>>>
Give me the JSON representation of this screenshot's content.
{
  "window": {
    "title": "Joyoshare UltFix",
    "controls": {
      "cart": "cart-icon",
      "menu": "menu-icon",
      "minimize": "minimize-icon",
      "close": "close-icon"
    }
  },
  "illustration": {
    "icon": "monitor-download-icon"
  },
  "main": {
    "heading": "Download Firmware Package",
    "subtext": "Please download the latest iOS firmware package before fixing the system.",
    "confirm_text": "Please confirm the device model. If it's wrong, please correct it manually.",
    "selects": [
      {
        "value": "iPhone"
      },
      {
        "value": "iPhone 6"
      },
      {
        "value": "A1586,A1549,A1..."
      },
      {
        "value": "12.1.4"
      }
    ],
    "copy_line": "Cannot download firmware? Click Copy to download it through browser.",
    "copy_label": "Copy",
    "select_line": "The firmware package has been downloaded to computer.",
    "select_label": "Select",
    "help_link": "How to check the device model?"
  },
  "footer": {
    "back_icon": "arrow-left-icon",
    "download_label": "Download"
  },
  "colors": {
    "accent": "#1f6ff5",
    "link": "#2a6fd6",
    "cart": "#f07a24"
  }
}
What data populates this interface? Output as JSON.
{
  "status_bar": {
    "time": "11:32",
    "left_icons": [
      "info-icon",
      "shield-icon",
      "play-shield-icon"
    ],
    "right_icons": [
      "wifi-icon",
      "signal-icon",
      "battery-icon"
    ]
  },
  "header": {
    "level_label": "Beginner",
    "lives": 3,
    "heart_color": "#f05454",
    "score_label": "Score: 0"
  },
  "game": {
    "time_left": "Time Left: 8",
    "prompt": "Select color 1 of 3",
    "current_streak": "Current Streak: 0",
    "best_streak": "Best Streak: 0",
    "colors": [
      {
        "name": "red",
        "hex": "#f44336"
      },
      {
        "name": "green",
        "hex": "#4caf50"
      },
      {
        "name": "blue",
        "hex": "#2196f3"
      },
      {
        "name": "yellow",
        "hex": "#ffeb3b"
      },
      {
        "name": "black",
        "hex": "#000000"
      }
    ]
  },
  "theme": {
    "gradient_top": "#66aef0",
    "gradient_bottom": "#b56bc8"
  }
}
<<<
Output every entry shown above, exactly.

Give me the JSON representation of this screenshot's content.
{
  "window": {
    "title": "Joyoshare UltFix",
    "controls": {
      "cart": "cart-icon",
      "menu": "menu-icon",
      "minimize": "minimize-icon",
      "close": "close-icon"
    }
  },
  "illustration": {
    "icon": "monitor-download-icon"
  },
  "main": {
    "heading": "Download Firmware Package",
    "subtext": "Please download the latest iOS firmware package before fixing the system.",
    "confirm_text": "Please confirm the device model. If it's wrong, please correct it manually.",
    "selects": [
      {
        "value": "iPhone"
      },
      {
        "value": "iPhone 6"
      },
      {
        "value": "A1586,A1549,A1..."
      },
      {
        "value": "12.1.4"
      }
    ],
    "copy_line": "Cannot download firmware? Click Copy to download it through browser.",
    "copy_label": "Copy",
    "select_line": "The firmware package has been downloaded to computer.",
    "select_label": "Select",
    "help_link": "How to check the device model?"
  },
  "footer": {
    "back_icon": "arrow-left-icon",
    "download_label": "Download"
  },
  "colors": {
    "accent": "#1f6ff5",
    "link": "#2a6fd6",
    "cart": "#f07a24"
  }
}
What data populates this interface? Output as JSON.
{
  "status_bar": {
    "time": "11:32",
    "left_icons": [
      "info-icon",
      "shield-icon",
      "play-shield-icon"
    ],
    "right_icons": [
      "wifi-icon",
      "signal-icon",
      "battery-icon"
    ]
  },
  "header": {
    "level_label": "Beginner",
    "lives": 3,
    "heart_color": "#f05454",
    "score_label": "Score: 0"
  },
  "game": {
    "time_left": "Time Left: 8",
    "prompt": "Select color 1 of 3",
    "current_streak": "Current Streak: 0",
    "best_streak": "Best Streak: 0",
    "colors": [
      {
        "name": "red",
        "hex": "#f44336"
      },
      {
        "name": "green",
        "hex": "#4caf50"
      },
      {
        "name": "blue",
        "hex": "#2196f3"
      },
      {
        "name": "yellow",
        "hex": "#ffeb3b"
      },
      {
        "name": "black",
        "hex": "#000000"
      }
    ]
  },
  "theme": {
    "gradient_top": "#66aef0",
    "gradient_bottom": "#b56bc8"
  }
}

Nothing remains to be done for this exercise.